## [What you should do]
Gather, from the data below, each line in which the word "JSON" occurs.

## [Extracted information]
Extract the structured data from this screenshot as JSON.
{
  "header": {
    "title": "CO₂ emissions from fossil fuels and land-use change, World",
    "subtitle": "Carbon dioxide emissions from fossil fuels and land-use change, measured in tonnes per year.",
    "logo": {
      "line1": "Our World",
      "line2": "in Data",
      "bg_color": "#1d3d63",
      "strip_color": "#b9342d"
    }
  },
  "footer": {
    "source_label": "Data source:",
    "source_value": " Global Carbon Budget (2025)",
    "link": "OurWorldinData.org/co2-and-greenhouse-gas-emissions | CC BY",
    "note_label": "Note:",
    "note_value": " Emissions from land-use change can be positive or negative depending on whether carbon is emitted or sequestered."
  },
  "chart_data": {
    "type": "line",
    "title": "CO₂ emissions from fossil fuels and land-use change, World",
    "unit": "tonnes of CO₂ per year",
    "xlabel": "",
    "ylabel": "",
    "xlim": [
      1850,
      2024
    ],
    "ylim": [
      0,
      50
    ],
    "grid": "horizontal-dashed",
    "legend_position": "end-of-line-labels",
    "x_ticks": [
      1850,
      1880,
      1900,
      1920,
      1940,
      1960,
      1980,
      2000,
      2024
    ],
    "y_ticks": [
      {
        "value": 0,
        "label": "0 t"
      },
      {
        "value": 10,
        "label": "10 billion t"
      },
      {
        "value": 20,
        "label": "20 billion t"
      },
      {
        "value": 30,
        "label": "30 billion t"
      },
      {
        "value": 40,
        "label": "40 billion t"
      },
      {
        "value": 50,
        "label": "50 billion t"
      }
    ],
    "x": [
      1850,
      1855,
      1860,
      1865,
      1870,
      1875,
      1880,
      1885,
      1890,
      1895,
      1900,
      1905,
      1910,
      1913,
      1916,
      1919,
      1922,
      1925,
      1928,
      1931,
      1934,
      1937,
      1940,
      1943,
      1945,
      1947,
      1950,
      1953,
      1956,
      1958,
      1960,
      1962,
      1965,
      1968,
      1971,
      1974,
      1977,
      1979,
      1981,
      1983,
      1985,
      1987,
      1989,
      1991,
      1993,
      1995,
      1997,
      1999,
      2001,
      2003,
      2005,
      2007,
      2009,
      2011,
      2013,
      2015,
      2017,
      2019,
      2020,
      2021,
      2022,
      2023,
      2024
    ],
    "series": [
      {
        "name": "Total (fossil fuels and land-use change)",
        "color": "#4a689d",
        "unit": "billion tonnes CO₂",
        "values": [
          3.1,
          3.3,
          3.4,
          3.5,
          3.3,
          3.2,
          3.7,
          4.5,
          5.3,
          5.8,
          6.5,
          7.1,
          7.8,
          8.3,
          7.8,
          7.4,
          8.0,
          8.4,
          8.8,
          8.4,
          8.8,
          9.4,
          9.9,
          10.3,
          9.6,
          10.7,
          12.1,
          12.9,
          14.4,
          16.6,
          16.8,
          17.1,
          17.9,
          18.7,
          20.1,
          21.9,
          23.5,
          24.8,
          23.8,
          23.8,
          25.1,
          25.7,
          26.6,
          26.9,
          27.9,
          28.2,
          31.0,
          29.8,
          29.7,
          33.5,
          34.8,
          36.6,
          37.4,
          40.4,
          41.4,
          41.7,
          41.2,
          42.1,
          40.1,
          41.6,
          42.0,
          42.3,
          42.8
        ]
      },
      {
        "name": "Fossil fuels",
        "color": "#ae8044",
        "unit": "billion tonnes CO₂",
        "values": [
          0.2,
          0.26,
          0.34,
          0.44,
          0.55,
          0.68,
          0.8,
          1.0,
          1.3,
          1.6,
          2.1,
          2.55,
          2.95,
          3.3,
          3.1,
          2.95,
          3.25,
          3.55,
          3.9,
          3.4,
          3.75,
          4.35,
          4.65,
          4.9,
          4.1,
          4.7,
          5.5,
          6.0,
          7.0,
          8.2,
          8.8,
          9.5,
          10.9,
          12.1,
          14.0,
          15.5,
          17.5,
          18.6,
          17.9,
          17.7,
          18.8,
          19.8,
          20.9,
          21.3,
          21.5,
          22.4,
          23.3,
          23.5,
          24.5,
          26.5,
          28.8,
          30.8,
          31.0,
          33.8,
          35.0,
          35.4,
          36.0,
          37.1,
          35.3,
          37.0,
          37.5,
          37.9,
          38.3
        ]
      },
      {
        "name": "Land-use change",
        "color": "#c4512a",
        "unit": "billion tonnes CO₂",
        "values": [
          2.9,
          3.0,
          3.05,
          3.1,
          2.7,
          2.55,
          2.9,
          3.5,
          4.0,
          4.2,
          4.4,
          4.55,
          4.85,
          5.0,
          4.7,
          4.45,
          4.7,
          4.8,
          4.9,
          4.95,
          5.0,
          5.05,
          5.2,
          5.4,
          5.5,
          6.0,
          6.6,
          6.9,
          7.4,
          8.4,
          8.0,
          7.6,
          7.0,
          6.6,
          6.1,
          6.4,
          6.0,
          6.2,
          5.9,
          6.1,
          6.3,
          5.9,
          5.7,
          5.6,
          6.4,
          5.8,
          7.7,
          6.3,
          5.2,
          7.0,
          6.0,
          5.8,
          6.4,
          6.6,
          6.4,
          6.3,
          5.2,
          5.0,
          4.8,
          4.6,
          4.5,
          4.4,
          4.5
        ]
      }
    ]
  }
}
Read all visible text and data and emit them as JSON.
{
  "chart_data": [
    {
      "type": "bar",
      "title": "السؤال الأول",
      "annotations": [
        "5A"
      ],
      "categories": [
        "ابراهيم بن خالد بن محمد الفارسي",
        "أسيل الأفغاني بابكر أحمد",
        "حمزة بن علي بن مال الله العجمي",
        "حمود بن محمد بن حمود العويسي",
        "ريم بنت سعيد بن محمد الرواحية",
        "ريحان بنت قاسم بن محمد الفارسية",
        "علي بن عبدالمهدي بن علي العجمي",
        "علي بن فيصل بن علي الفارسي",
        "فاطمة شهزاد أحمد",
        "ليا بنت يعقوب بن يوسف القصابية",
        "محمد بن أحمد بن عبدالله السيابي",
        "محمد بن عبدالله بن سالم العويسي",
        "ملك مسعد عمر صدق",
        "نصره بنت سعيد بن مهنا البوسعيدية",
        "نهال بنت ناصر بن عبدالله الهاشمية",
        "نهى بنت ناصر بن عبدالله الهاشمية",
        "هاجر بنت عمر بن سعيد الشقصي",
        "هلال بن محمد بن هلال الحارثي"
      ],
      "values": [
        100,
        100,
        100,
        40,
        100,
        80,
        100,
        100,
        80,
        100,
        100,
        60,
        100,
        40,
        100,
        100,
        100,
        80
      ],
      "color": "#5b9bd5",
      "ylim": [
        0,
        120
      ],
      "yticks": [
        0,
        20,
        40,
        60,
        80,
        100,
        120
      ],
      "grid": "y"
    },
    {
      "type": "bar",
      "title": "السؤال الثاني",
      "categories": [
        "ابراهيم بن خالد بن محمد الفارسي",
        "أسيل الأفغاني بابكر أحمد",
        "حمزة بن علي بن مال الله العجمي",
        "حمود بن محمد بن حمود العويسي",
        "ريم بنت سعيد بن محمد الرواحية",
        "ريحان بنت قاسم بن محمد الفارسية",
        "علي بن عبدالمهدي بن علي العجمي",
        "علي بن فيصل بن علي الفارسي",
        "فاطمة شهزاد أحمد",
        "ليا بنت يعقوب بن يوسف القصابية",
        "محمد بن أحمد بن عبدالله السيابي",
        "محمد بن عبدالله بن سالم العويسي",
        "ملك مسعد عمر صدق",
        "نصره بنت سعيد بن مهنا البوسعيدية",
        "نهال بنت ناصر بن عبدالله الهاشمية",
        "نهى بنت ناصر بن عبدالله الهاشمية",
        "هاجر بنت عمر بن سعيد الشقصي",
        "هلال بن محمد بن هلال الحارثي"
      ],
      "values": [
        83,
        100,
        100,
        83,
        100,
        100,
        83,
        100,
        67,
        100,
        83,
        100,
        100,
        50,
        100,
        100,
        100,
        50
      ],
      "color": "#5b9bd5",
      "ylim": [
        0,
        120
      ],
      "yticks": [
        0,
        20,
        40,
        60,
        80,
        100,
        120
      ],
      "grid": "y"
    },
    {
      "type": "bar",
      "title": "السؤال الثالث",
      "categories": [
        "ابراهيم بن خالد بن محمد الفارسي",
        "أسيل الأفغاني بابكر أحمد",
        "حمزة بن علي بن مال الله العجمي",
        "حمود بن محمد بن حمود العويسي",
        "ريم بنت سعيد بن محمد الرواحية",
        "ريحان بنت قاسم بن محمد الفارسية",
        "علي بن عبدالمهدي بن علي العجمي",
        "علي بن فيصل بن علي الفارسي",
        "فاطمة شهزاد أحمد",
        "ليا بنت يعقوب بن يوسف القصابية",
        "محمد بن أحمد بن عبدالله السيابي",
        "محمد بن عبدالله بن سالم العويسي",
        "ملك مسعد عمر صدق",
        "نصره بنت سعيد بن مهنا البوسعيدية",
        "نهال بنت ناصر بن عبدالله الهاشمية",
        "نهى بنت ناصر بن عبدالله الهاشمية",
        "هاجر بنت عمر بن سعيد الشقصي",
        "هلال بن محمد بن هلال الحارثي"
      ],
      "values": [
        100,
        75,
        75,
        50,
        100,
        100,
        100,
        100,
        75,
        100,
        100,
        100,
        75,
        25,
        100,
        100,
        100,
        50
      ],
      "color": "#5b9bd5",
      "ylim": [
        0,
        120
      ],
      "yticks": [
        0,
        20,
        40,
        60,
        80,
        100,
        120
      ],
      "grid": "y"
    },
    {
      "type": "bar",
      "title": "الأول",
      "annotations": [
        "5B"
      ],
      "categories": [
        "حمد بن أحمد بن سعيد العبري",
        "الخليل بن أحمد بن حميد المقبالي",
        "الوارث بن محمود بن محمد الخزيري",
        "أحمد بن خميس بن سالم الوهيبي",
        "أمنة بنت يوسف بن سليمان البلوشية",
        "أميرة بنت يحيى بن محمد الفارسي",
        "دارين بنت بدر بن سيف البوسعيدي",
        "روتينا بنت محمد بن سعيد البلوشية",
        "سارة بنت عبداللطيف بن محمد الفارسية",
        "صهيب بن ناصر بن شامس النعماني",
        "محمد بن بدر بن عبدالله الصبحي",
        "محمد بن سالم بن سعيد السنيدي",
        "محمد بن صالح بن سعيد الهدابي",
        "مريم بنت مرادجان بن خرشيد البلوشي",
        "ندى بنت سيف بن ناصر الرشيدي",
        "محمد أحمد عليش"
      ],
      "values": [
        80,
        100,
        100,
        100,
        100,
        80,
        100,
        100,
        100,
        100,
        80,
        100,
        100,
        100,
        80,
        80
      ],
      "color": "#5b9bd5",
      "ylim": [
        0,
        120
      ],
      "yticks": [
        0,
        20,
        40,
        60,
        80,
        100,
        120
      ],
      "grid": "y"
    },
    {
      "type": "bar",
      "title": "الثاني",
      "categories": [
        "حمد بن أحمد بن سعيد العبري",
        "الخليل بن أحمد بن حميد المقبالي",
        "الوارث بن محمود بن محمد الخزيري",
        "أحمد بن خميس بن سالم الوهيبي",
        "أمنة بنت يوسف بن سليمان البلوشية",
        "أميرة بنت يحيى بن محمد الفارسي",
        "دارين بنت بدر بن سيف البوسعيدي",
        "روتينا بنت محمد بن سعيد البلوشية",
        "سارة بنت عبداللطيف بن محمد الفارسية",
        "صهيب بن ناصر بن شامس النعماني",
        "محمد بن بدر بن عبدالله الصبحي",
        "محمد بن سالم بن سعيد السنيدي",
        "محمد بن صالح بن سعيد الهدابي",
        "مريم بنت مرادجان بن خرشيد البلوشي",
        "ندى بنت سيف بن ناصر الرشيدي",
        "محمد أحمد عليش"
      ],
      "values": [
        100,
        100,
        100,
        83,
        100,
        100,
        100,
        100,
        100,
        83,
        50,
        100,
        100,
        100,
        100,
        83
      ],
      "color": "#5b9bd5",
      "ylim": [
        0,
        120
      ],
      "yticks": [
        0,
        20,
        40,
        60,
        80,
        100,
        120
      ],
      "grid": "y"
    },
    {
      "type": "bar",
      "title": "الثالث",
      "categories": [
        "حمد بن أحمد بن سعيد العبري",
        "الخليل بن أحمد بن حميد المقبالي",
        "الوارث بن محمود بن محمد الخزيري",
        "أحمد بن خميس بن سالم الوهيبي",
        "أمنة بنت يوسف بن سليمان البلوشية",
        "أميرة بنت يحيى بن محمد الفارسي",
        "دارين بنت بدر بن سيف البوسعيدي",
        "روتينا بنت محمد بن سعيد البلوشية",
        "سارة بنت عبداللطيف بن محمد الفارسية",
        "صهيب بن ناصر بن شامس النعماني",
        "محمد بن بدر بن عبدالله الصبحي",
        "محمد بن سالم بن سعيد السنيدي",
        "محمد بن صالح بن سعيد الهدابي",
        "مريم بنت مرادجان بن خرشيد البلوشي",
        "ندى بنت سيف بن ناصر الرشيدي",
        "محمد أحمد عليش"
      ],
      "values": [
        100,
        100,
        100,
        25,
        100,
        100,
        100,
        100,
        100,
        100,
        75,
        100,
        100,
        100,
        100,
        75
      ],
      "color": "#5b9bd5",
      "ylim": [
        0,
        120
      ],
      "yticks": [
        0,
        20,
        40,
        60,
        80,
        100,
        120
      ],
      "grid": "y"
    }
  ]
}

## [Written response]
Extract the structured data from this screenshot as JSON.
Read all visible text and data and emit them as JSON.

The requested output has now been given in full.